Start DATA LINES

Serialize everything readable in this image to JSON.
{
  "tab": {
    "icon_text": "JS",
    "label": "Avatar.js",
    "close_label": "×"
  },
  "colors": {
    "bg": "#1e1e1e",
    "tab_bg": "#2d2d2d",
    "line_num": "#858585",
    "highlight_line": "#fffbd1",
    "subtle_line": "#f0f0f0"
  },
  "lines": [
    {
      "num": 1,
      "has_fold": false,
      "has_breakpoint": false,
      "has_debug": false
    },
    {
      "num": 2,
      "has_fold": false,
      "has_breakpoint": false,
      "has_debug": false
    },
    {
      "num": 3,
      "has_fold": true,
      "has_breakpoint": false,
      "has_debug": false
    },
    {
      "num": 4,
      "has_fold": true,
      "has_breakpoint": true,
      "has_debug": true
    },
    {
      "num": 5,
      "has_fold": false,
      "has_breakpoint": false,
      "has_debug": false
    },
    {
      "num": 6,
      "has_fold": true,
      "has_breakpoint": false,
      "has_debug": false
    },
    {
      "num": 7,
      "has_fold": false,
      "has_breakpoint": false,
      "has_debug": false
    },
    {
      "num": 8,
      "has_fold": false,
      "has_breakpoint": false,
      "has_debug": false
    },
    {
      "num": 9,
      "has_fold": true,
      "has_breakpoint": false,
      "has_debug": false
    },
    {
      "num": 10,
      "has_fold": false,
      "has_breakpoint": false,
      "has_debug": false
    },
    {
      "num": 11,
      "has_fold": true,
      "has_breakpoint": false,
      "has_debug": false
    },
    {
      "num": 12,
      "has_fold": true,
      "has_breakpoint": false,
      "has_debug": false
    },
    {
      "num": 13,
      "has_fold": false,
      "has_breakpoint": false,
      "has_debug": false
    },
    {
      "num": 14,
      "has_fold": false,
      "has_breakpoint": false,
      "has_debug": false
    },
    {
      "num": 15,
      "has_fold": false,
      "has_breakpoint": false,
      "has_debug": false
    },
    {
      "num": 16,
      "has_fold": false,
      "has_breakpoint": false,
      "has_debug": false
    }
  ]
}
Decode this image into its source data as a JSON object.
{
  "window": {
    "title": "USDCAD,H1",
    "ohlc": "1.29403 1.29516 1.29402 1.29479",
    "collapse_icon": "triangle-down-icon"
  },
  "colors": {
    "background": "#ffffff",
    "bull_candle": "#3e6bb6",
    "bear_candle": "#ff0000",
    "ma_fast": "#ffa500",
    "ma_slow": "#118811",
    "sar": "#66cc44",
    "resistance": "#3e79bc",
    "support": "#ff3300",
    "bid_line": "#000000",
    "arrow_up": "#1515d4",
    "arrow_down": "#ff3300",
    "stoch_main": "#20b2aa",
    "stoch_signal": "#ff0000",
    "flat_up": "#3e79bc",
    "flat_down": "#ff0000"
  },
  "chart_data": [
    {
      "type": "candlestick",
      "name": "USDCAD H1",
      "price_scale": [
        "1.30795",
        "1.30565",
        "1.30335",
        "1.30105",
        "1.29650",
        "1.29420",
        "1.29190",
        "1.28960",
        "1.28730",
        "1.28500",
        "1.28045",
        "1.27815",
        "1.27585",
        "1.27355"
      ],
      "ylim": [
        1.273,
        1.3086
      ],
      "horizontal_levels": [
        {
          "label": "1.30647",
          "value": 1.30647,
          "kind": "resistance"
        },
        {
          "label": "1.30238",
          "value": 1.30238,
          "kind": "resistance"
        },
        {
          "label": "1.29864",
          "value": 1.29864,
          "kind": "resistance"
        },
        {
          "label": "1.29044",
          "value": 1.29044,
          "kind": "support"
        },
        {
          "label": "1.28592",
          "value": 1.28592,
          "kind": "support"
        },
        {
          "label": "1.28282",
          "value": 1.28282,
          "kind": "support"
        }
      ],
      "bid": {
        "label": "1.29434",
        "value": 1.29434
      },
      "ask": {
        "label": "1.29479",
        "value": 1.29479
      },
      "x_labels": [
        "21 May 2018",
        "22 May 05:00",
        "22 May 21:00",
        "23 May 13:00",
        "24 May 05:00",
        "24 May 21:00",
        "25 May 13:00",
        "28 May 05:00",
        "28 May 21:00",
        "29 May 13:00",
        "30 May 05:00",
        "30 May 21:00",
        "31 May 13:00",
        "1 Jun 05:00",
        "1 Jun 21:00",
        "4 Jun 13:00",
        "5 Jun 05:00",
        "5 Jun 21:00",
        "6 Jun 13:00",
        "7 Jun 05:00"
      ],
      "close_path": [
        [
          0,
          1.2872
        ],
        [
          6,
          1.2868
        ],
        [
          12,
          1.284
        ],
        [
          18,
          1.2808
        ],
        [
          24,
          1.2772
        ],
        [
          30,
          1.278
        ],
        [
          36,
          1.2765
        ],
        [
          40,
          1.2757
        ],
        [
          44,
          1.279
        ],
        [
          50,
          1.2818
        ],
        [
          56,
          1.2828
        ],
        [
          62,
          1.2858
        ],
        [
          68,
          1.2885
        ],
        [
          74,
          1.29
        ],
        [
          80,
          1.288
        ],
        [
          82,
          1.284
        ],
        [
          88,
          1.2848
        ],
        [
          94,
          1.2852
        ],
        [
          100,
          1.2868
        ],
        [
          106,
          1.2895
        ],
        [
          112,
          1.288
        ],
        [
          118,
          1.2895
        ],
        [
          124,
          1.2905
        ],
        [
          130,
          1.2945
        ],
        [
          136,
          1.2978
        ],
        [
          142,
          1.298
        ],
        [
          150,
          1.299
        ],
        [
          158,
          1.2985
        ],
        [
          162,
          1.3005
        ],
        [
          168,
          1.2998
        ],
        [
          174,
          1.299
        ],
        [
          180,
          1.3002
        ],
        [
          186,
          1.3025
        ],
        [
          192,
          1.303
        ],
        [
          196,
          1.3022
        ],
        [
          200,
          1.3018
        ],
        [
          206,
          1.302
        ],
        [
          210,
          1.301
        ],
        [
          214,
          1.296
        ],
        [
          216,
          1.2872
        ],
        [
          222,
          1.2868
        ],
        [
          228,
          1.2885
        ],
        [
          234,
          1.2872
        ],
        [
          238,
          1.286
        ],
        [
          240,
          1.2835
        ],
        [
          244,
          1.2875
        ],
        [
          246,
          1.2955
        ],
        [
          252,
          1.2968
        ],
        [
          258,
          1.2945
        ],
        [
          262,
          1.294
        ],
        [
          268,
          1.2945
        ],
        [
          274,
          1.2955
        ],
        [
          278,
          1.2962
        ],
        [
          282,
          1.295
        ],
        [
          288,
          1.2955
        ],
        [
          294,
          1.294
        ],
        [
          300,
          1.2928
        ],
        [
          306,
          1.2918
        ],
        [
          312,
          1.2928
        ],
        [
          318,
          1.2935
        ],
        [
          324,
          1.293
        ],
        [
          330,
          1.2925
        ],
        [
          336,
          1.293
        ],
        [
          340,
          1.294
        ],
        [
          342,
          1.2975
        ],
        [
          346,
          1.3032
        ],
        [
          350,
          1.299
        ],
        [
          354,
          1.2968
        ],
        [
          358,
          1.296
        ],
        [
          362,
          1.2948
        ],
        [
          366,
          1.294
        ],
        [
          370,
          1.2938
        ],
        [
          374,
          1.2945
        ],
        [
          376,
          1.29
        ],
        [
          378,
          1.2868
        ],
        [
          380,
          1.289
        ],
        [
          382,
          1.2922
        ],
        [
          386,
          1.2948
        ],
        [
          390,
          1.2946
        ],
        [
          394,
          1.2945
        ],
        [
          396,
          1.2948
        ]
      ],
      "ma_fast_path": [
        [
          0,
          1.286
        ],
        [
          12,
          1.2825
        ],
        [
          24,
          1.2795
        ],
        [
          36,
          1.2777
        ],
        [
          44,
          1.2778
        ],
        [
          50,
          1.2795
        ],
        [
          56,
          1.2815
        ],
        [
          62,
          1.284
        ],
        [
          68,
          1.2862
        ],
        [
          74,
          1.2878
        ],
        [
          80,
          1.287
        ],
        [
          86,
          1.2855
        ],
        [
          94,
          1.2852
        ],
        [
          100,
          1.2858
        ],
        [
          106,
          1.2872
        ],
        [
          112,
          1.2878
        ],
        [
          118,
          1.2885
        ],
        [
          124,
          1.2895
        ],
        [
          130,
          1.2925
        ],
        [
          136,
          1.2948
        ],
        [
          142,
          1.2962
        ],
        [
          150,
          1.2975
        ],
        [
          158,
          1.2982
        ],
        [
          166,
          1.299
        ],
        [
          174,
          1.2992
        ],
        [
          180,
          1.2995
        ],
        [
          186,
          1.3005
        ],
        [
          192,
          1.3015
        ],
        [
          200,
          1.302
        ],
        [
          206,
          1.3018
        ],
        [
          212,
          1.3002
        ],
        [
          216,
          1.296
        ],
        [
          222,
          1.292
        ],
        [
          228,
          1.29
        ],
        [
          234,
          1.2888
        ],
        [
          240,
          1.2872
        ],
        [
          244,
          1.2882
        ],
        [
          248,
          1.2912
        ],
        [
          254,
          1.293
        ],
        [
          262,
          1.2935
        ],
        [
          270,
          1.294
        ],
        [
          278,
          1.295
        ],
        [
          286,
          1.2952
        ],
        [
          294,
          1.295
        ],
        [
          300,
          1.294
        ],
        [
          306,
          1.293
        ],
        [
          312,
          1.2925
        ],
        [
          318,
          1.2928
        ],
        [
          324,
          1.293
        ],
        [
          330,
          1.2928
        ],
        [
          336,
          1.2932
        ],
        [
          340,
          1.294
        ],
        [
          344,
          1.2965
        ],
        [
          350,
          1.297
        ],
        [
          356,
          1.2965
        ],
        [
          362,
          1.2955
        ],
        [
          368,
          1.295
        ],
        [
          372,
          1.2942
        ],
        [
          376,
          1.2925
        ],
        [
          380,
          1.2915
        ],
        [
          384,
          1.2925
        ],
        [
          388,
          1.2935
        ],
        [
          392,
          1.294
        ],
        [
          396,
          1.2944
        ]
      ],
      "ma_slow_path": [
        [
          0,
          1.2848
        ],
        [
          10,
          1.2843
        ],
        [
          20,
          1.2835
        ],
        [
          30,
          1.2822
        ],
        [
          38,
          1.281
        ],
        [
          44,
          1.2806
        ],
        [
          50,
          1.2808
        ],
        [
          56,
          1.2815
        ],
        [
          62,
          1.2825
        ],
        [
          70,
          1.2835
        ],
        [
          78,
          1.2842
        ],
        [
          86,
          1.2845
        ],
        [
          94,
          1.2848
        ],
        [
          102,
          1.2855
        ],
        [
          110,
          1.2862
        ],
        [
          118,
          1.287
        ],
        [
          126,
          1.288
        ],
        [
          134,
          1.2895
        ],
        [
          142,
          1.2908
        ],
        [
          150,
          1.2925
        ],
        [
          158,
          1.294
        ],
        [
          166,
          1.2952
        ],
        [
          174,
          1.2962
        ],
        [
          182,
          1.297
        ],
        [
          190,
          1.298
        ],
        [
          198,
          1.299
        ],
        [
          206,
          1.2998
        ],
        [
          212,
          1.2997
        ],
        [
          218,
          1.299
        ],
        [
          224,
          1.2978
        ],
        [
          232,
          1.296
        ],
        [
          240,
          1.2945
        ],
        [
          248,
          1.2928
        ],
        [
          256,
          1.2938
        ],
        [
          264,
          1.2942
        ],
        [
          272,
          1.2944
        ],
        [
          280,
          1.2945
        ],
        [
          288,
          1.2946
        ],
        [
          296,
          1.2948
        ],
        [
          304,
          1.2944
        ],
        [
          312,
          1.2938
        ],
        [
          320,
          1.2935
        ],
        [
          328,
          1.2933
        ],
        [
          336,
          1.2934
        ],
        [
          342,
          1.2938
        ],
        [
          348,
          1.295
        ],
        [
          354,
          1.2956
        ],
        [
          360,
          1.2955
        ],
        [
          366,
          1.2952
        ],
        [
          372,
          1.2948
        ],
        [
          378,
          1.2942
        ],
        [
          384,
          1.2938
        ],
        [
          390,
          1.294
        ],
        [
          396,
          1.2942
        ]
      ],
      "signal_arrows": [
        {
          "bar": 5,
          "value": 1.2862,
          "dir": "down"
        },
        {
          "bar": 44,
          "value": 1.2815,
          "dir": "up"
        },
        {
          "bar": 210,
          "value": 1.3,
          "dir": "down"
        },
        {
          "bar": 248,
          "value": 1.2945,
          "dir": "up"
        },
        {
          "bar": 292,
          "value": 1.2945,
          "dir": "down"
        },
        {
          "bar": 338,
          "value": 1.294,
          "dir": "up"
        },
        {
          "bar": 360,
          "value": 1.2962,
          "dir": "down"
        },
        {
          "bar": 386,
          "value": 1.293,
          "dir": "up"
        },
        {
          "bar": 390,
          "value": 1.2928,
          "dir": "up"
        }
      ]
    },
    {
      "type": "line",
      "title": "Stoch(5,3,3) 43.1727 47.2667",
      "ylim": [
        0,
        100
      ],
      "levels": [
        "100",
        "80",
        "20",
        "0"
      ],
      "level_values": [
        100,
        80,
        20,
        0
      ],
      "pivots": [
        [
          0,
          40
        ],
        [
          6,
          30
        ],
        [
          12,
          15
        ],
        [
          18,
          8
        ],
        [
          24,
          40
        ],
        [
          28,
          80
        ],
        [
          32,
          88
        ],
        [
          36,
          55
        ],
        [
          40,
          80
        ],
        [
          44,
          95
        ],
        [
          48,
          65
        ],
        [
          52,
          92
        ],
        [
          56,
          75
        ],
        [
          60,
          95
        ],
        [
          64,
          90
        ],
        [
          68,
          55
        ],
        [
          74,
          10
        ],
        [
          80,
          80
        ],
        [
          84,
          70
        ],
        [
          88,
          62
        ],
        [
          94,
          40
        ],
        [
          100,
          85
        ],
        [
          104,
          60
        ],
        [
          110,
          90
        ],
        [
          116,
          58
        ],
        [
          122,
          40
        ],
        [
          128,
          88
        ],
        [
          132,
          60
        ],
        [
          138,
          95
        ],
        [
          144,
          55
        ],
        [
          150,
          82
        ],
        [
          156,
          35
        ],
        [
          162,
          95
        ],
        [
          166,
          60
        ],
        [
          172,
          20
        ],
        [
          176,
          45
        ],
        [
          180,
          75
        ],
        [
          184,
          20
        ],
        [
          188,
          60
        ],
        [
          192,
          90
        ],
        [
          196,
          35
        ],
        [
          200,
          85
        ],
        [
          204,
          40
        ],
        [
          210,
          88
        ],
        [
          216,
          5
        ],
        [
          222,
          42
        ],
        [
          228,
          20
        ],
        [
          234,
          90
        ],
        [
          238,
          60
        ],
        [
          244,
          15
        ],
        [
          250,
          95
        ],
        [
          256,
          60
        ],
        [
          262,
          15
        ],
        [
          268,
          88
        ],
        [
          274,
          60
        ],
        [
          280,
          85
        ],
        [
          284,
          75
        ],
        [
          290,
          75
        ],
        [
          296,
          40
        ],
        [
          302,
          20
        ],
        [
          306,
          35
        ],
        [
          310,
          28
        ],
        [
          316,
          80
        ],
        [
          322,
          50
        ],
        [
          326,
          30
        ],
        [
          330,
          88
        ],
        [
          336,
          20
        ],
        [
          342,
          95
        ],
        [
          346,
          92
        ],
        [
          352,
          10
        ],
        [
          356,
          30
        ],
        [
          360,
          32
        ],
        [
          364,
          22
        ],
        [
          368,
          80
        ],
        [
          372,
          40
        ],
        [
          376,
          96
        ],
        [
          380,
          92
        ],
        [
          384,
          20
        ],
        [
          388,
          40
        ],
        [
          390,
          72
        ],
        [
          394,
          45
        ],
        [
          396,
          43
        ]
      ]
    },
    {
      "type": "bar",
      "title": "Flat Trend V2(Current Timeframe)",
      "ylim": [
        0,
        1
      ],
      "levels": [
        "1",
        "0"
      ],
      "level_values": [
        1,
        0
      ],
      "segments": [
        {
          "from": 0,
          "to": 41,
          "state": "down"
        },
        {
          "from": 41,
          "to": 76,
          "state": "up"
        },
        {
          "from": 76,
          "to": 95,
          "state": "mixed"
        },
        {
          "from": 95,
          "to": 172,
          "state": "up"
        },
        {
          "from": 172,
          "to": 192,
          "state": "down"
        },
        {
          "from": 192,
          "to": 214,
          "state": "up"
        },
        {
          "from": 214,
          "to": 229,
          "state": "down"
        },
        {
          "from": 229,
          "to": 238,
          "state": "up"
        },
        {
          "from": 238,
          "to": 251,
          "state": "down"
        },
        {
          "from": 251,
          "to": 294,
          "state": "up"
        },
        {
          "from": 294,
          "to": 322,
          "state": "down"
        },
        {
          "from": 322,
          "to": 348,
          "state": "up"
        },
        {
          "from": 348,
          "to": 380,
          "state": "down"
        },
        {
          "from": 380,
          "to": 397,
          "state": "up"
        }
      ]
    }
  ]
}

End DATA LINES

List each line of the records that holds the string "image".

Serialize everything readable in this image to JSON.
Decode this image into its source data as a JSON object.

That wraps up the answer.